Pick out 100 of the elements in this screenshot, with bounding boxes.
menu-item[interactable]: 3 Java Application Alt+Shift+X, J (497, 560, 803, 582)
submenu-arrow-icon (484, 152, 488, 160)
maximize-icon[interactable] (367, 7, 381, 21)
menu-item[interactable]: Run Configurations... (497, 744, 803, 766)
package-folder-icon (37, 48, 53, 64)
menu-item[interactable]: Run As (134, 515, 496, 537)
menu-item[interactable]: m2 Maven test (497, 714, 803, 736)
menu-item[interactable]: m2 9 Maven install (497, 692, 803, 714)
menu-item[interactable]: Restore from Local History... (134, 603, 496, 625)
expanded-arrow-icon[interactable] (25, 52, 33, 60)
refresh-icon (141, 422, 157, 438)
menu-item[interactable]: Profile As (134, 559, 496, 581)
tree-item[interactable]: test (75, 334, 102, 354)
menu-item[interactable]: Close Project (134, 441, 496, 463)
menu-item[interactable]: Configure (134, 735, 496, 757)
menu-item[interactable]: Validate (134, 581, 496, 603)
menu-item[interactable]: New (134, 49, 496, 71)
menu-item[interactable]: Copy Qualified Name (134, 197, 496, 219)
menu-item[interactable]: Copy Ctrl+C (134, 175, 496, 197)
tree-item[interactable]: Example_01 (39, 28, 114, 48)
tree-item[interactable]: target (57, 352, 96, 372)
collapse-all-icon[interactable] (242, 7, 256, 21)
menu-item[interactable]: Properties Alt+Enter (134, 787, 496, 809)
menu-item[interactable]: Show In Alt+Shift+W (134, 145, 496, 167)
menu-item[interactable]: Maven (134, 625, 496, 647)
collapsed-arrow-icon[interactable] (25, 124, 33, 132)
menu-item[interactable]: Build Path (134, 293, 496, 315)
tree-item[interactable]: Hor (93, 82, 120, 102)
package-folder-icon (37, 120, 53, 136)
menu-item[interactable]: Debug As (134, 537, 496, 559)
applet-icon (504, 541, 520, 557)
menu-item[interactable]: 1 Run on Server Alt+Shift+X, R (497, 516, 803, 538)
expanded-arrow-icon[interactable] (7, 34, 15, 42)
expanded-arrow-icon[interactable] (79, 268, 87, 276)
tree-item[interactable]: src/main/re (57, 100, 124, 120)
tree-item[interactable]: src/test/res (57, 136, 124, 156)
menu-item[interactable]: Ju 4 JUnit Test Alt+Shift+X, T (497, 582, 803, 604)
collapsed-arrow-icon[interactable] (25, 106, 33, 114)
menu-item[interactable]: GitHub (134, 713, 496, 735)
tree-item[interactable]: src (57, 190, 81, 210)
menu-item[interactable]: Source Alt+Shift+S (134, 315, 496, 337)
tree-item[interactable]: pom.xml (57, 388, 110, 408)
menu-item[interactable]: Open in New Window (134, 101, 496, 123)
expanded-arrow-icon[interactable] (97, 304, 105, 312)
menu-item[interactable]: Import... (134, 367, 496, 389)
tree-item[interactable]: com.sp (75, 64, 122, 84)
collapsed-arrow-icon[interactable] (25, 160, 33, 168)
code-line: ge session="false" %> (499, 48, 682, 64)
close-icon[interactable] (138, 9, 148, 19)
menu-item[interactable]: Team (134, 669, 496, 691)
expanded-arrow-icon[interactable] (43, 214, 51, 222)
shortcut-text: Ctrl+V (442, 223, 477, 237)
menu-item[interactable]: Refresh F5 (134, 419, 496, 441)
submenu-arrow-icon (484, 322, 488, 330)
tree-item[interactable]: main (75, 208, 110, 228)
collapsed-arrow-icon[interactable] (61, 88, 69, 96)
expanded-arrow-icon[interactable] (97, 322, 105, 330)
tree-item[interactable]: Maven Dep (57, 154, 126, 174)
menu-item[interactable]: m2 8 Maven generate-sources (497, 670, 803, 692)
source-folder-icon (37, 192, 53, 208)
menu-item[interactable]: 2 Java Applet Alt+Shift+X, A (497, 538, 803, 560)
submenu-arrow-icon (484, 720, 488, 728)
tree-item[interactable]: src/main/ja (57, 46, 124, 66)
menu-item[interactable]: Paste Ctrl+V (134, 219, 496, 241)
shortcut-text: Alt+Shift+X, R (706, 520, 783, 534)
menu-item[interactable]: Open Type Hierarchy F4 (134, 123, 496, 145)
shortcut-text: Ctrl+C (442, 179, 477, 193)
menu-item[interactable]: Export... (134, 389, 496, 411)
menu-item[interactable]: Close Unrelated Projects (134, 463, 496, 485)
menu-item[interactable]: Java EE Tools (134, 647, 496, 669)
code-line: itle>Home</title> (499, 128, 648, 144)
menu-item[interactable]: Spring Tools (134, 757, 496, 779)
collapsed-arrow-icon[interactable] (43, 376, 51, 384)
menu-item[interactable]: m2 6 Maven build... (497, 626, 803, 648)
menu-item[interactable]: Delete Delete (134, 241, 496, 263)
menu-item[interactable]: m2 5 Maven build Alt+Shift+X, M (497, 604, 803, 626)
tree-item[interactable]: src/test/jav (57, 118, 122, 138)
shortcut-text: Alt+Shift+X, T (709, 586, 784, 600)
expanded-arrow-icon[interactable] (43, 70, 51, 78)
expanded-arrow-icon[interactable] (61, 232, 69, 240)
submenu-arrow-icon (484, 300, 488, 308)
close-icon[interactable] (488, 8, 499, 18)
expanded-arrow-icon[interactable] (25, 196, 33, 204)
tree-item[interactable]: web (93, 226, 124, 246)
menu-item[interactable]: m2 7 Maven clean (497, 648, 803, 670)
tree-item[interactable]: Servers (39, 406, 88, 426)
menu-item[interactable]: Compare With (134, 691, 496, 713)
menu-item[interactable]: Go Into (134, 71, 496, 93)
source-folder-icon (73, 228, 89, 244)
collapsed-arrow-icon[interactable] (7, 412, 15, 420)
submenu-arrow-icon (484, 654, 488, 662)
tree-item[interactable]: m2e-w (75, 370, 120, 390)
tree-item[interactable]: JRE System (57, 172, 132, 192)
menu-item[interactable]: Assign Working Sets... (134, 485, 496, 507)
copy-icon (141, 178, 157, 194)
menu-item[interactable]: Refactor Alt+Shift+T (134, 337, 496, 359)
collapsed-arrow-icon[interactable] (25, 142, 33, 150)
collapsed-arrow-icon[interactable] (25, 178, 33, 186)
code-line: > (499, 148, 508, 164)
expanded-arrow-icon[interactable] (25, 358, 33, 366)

◇ ◇ ◇ ◇

* **TASK TO COMPLETE**
Reproduce every line of the items above verbatim, with no changes.

* **EXERCISE RESULT**
Pick out 100 of the elements in this screenshot, with bounding boxes.
menu-item[interactable]: 3 Java Application Alt+Shift+X, J (497, 560, 803, 582)
submenu-arrow-icon (484, 152, 488, 160)
maximize-icon[interactable] (367, 7, 381, 21)
menu-item[interactable]: Run Configurations... (497, 744, 803, 766)
package-folder-icon (37, 48, 53, 64)
menu-item[interactable]: Run As (134, 515, 496, 537)
menu-item[interactable]: m2 Maven test (497, 714, 803, 736)
menu-item[interactable]: m2 9 Maven install (497, 692, 803, 714)
menu-item[interactable]: Restore from Local History... (134, 603, 496, 625)
expanded-arrow-icon[interactable] (25, 52, 33, 60)
refresh-icon (141, 422, 157, 438)
menu-item[interactable]: Profile As (134, 559, 496, 581)
tree-item[interactable]: test (75, 334, 102, 354)
menu-item[interactable]: Close Project (134, 441, 496, 463)
menu-item[interactable]: Configure (134, 735, 496, 757)
menu-item[interactable]: Validate (134, 581, 496, 603)
menu-item[interactable]: New (134, 49, 496, 71)
menu-item[interactable]: Copy Qualified Name (134, 197, 496, 219)
menu-item[interactable]: Copy Ctrl+C (134, 175, 496, 197)
tree-item[interactable]: Example_01 (39, 28, 114, 48)
tree-item[interactable]: target (57, 352, 96, 372)
collapse-all-icon[interactable] (242, 7, 256, 21)
menu-item[interactable]: Properties Alt+Enter (134, 787, 496, 809)
menu-item[interactable]: Show In Alt+Shift+W (134, 145, 496, 167)
menu-item[interactable]: Maven (134, 625, 496, 647)
collapsed-arrow-icon[interactable] (25, 124, 33, 132)
menu-item[interactable]: Build Path (134, 293, 496, 315)
tree-item[interactable]: Hor (93, 82, 120, 102)
package-folder-icon (37, 120, 53, 136)
menu-item[interactable]: Debug As (134, 537, 496, 559)
applet-icon (504, 541, 520, 557)
menu-item[interactable]: 1 Run on Server Alt+Shift+X, R (497, 516, 803, 538)
expanded-arrow-icon[interactable] (7, 34, 15, 42)
expanded-arrow-icon[interactable] (79, 268, 87, 276)
tree-item[interactable]: src/main/re (57, 100, 124, 120)
tree-item[interactable]: src/test/res (57, 136, 124, 156)
menu-item[interactable]: Ju 4 JUnit Test Alt+Shift+X, T (497, 582, 803, 604)
collapsed-arrow-icon[interactable] (25, 106, 33, 114)
menu-item[interactable]: GitHub (134, 713, 496, 735)
tree-item[interactable]: src (57, 190, 81, 210)
menu-item[interactable]: Source Alt+Shift+S (134, 315, 496, 337)
tree-item[interactable]: pom.xml (57, 388, 110, 408)
menu-item[interactable]: Open in New Window (134, 101, 496, 123)
expanded-arrow-icon[interactable] (97, 304, 105, 312)
menu-item[interactable]: Import... (134, 367, 496, 389)
tree-item[interactable]: com.sp (75, 64, 122, 84)
collapsed-arrow-icon[interactable] (25, 160, 33, 168)
code-line: ge session="false" %> (499, 48, 682, 64)
close-icon[interactable] (138, 9, 148, 19)
menu-item[interactable]: Team (134, 669, 496, 691)
expanded-arrow-icon[interactable] (43, 214, 51, 222)
shortcut-text: Ctrl+V (442, 223, 477, 237)
menu-item[interactable]: Refresh F5 (134, 419, 496, 441)
submenu-arrow-icon (484, 322, 488, 330)
tree-item[interactable]: main (75, 208, 110, 228)
collapsed-arrow-icon[interactable] (61, 88, 69, 96)
expanded-arrow-icon[interactable] (97, 322, 105, 330)
tree-item[interactable]: Maven Dep (57, 154, 126, 174)
menu-item[interactable]: m2 8 Maven generate-sources (497, 670, 803, 692)
source-folder-icon (37, 192, 53, 208)
menu-item[interactable]: 2 Java Applet Alt+Shift+X, A (497, 538, 803, 560)
submenu-arrow-icon (484, 720, 488, 728)
tree-item[interactable]: src/main/ja (57, 46, 124, 66)
menu-item[interactable]: Paste Ctrl+V (134, 219, 496, 241)
shortcut-text: Alt+Shift+X, R (706, 520, 783, 534)
menu-item[interactable]: Open Type Hierarchy F4 (134, 123, 496, 145)
shortcut-text: Ctrl+C (442, 179, 477, 193)
menu-item[interactable]: Export... (134, 389, 496, 411)
menu-item[interactable]: Close Unrelated Projects (134, 463, 496, 485)
menu-item[interactable]: Java EE Tools (134, 647, 496, 669)
code-line: itle>Home</title> (499, 128, 648, 144)
menu-item[interactable]: Spring Tools (134, 757, 496, 779)
collapsed-arrow-icon[interactable] (43, 376, 51, 384)
menu-item[interactable]: m2 6 Maven build... (497, 626, 803, 648)
menu-item[interactable]: Delete Delete (134, 241, 496, 263)
menu-item[interactable]: m2 5 Maven build Alt+Shift+X, M (497, 604, 803, 626)
tree-item[interactable]: src/test/jav (57, 118, 122, 138)
shortcut-text: Alt+Shift+X, T (709, 586, 784, 600)
expanded-arrow-icon[interactable] (43, 70, 51, 78)
expanded-arrow-icon[interactable] (61, 232, 69, 240)
submenu-arrow-icon (484, 300, 488, 308)
close-icon[interactable] (488, 8, 499, 18)
expanded-arrow-icon[interactable] (25, 196, 33, 204)
tree-item[interactable]: web (93, 226, 124, 246)
menu-item[interactable]: m2 7 Maven clean (497, 648, 803, 670)
tree-item[interactable]: Servers (39, 406, 88, 426)
menu-item[interactable]: Compare With (134, 691, 496, 713)
menu-item[interactable]: Go Into (134, 71, 496, 93)
source-folder-icon (73, 228, 89, 244)
collapsed-arrow-icon[interactable] (7, 412, 15, 420)
submenu-arrow-icon (484, 654, 488, 662)
tree-item[interactable]: m2e-w (75, 370, 120, 390)
tree-item[interactable]: JRE System (57, 172, 132, 192)
menu-item[interactable]: Assign Working Sets... (134, 485, 496, 507)
copy-icon (141, 178, 157, 194)
menu-item[interactable]: Refactor Alt+Shift+T (134, 337, 496, 359)
collapsed-arrow-icon[interactable] (25, 142, 33, 150)
collapsed-arrow-icon[interactable] (25, 178, 33, 186)
code-line: > (499, 148, 508, 164)
expanded-arrow-icon[interactable] (25, 358, 33, 366)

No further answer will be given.